Le critiche sono fioccate, anche a dispetto delle buone intenzioni: a molti – senz’altro in Italia e probabilmente in Slovenia – il mano nella mano di Mattarella e del suo omologo sloveno Boruth Pahor non è proprio andato giù.

Il riconoscimento sloveno delle atrocità commesse dalle truppe jugoslave a Trieste, secondo gli esponenti dell’attuale destra (i meloniani e i leghisti) e di quella che l’ha preceduta (Gasparri e Menia) è stato poca cosa rispetto a quello che l’Italia avrebbe dato in cambio, cioè la consegna di un palazzo alla comunità slovena di Trieste e il riconoscimento della qualità di caduti ai terroristi del Tigr.

Valentina Petaros

Eppure il passo dei due presidenti resta un segnale forte, al netto di tutte le negoziazioni (e dei relativi mercanteggiamenti) che precedono e accompagnano tutte le verità di Stato: ora nessuno potrà negare l’esistenza delle foibe e la ferocia di alcune pratiche del sistema titino.

+++++

▸ Descrizione dell'esercizio
Scrivi il seguito dell'articolo sul gesto di Mattarella e Pahor, ripartendo subito dopo l'ultima frase. Il materiale non ha alcun ruolo in questo compito.

▸ Dati memorizzati
+++++

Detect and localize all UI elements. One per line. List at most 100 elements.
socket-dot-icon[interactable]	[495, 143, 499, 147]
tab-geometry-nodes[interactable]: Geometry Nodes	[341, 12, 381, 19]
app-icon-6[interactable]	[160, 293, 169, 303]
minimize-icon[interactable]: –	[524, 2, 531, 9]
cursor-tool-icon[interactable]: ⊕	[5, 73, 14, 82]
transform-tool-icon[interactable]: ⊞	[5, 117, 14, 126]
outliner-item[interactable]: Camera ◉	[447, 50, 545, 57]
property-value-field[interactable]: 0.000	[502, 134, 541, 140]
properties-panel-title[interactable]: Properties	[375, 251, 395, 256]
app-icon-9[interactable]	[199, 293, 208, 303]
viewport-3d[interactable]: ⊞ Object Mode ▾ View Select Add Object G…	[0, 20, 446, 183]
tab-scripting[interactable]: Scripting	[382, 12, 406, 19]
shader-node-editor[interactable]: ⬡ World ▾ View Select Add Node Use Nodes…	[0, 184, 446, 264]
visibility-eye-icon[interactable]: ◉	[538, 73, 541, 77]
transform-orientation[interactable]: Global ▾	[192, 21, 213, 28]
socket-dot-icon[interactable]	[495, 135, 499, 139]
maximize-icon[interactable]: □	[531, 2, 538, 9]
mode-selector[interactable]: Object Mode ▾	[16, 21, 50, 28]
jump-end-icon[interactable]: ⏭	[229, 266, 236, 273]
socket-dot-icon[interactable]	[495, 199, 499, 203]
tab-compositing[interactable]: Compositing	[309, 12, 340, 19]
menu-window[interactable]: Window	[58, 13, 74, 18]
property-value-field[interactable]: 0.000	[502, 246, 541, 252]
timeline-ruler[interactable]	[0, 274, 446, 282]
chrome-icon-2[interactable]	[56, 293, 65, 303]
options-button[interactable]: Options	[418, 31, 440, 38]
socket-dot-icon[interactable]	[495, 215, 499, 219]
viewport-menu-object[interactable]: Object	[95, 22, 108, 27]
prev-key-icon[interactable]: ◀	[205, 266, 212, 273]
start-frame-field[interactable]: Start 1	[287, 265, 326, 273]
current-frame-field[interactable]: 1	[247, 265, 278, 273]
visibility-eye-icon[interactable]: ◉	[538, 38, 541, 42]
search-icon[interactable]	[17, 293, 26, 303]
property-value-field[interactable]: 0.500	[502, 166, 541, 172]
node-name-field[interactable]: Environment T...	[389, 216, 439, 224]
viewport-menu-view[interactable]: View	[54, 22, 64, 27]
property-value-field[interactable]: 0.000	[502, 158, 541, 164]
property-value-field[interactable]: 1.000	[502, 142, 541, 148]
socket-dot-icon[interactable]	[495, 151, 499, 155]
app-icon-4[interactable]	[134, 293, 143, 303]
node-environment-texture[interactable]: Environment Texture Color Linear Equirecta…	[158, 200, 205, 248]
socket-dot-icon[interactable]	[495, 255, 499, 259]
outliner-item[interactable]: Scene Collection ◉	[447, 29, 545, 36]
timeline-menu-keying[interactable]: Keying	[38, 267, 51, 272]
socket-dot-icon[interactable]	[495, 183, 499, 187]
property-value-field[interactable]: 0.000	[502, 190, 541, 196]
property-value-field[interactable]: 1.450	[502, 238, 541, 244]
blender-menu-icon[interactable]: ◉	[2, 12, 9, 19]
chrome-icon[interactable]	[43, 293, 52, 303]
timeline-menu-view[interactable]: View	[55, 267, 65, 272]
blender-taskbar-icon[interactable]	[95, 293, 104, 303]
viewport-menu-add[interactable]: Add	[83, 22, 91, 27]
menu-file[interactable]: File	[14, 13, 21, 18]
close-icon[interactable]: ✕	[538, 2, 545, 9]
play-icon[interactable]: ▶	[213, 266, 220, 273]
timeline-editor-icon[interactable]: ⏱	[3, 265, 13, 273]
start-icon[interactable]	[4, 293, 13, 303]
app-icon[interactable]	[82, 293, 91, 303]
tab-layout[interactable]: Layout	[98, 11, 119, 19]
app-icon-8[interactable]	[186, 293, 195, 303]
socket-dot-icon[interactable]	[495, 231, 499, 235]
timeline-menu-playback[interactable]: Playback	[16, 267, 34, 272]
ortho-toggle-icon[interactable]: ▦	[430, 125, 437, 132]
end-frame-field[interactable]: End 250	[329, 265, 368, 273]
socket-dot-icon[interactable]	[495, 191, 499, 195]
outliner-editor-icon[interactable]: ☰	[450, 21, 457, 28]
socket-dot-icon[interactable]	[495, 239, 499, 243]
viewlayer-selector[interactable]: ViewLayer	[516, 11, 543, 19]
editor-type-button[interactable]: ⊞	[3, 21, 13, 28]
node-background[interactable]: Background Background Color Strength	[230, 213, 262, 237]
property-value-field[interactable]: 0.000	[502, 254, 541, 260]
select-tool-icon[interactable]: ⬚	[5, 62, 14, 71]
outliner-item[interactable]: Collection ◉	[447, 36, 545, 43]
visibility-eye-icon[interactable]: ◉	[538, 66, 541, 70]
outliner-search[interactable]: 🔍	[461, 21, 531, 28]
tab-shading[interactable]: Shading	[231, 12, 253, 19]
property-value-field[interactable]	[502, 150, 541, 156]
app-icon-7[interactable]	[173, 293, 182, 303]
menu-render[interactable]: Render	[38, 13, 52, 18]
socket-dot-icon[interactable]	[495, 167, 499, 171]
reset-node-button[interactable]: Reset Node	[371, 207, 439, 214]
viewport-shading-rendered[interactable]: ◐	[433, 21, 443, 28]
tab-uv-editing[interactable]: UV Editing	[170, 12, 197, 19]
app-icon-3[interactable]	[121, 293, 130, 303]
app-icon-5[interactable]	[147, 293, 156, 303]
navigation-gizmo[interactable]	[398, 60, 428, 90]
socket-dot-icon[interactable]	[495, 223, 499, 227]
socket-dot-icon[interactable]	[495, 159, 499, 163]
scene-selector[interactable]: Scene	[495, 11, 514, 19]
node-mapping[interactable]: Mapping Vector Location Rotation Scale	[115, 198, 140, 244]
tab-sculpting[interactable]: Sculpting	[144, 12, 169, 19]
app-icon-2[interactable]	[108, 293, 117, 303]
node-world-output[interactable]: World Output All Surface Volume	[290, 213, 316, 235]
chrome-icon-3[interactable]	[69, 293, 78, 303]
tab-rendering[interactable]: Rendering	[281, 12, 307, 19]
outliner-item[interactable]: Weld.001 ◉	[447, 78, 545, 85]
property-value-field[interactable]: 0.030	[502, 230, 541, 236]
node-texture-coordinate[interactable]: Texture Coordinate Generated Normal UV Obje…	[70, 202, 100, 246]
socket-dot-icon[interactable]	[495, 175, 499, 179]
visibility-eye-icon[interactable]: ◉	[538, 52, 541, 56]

+++++

▸ Risposta
Il dibattito si è spostato, dall’esistenza – finora messa in dubbio o comunque minimizzata – della tragedia, alle modalità con cui essa si è svolta.

Non è poco per un Paese, il nostro, in cui buona parte della comunità degli storici si è limitata a replicare fino a qualche anno fa i diktat della propaganda jugoslava.

«Sono contenta di aver visto la cerimonia», ha commentato a caldo Valentina Petaros.

Ricercatrice e archivista, filologa e storica, la Petaros ha dedicato molte ricerche alle vicende complesse del confine nordorientale italiano, una frontiera mobile oggetto di contese plurisecolari.

Un momento dell’incontro tra Boruth Pahor e Sergio Mattarella

L’opinione di questa studiosa italiana vale doppio perché il cognome slavo, anzi slavizzato, rivela un’identità doppia. Anzi duale, come puntualizza lei, che è cittadina italiana e slovena, essendo nata nella Zona B prima del Trattato di Osimo.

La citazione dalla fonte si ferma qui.